What you are asked to do
Find all the lines with "this" and gather them.

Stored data
+===+
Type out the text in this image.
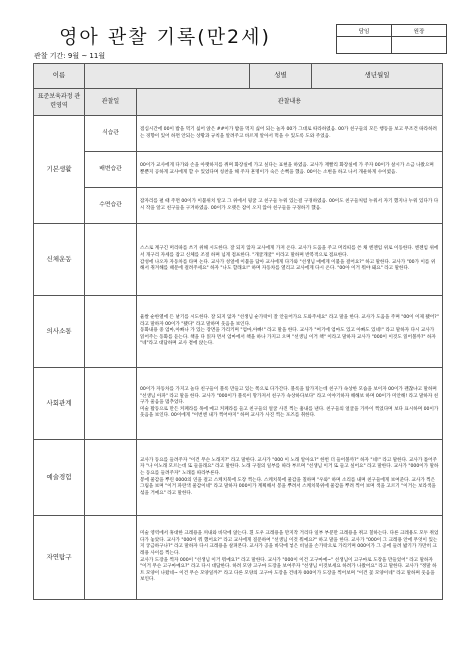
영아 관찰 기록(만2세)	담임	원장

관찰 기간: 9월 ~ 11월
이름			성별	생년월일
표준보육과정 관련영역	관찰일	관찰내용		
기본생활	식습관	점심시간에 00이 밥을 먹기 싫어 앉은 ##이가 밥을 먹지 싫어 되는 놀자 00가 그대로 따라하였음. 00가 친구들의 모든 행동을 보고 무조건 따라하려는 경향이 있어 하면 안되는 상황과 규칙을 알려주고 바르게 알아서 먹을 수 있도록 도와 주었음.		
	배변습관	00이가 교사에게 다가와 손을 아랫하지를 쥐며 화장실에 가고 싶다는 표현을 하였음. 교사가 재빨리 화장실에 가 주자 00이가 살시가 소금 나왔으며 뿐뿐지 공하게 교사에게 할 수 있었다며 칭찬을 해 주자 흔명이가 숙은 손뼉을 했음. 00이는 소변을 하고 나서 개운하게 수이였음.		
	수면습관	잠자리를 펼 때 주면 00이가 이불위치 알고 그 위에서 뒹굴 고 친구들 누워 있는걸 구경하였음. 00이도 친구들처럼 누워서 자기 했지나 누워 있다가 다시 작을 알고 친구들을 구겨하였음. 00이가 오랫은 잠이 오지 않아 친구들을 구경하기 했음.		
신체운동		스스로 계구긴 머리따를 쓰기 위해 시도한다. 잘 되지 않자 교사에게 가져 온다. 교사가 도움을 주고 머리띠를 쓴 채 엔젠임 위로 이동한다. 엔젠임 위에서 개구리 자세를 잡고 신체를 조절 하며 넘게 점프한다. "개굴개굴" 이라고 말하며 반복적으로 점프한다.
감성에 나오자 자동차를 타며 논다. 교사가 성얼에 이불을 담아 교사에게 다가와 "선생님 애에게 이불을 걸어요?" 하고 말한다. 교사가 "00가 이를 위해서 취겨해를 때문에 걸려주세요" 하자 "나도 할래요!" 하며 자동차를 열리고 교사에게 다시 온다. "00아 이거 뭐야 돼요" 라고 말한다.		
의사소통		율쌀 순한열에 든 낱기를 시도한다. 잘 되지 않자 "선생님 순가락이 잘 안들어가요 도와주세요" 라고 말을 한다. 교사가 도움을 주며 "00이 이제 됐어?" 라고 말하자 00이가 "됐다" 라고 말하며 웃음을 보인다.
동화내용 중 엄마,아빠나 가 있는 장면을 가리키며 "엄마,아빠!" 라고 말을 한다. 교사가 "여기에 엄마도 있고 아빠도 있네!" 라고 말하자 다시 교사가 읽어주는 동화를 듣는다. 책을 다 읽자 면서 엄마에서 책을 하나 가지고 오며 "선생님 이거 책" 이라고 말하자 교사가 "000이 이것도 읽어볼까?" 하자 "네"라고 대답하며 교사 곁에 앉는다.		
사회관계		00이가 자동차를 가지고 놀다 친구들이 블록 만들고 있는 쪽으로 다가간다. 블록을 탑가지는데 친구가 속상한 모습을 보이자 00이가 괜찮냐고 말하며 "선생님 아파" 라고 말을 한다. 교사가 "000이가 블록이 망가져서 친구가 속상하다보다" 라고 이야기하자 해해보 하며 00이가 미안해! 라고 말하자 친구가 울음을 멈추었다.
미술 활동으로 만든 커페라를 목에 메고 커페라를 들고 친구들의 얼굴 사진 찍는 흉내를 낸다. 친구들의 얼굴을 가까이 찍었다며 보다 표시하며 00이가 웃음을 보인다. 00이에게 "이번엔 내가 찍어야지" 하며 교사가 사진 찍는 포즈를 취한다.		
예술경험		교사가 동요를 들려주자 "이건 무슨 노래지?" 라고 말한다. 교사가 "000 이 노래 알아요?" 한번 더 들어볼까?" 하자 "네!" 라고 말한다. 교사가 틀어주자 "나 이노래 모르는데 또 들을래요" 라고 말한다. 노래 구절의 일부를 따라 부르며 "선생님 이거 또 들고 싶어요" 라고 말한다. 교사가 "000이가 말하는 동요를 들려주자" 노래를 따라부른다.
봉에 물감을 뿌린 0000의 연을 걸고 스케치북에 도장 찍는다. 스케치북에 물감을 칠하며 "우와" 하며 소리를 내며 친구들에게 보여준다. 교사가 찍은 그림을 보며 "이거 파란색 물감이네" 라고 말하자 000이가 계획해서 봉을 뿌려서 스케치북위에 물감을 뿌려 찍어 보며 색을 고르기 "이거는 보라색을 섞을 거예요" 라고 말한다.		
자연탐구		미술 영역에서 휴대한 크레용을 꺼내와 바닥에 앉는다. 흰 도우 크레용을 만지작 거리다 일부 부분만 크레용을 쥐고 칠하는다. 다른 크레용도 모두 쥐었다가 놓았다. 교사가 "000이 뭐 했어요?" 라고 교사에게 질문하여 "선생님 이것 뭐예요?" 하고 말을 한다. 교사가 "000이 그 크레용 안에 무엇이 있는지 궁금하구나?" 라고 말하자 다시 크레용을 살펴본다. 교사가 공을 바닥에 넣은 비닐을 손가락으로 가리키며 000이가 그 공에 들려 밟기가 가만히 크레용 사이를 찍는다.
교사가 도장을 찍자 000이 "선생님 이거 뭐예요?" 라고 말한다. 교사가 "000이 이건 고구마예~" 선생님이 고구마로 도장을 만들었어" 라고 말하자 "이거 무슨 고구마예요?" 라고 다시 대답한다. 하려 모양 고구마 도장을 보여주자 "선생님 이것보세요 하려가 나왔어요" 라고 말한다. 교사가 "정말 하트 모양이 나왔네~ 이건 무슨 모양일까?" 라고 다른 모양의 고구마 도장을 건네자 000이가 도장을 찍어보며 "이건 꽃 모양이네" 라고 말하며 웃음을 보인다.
+===+
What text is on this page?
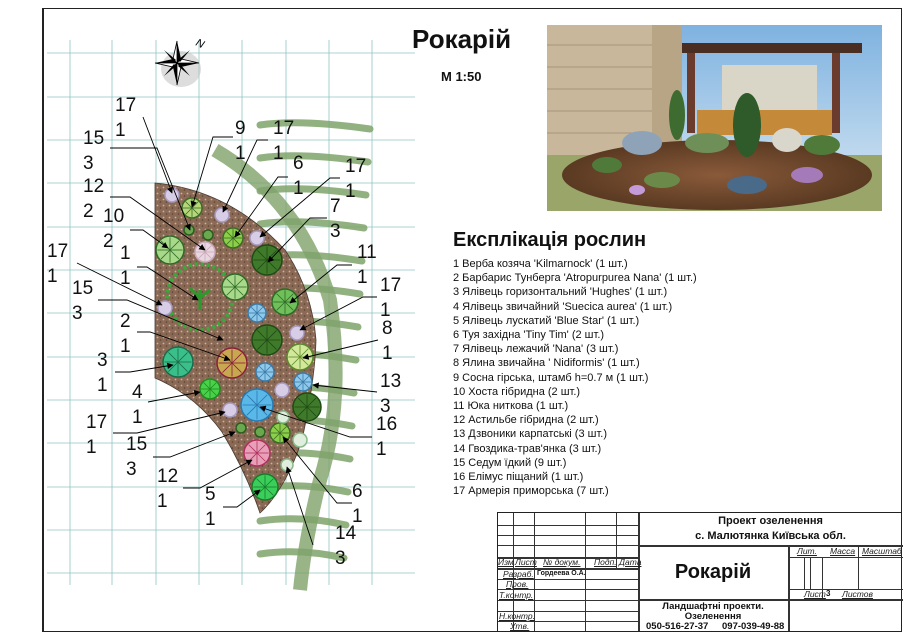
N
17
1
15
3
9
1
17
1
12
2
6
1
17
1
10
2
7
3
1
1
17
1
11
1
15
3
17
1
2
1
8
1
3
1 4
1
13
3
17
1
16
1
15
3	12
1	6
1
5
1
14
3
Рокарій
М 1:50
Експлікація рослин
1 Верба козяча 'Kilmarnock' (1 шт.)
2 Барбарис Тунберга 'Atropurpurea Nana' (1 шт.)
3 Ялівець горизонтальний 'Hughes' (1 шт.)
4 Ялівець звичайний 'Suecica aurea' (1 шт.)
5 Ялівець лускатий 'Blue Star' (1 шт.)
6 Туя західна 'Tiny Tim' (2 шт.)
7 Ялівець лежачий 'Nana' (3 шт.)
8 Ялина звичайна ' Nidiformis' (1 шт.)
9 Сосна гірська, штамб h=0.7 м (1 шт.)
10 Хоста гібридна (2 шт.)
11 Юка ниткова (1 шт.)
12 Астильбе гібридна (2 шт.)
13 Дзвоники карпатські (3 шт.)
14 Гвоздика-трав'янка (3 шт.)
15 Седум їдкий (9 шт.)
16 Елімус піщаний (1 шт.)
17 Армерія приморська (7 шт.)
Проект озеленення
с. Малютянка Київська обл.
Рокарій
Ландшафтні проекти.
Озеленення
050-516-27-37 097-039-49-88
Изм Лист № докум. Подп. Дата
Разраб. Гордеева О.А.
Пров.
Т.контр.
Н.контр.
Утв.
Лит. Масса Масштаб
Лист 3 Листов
+===+
Final result
Type out the text in this image.
What text is on this page?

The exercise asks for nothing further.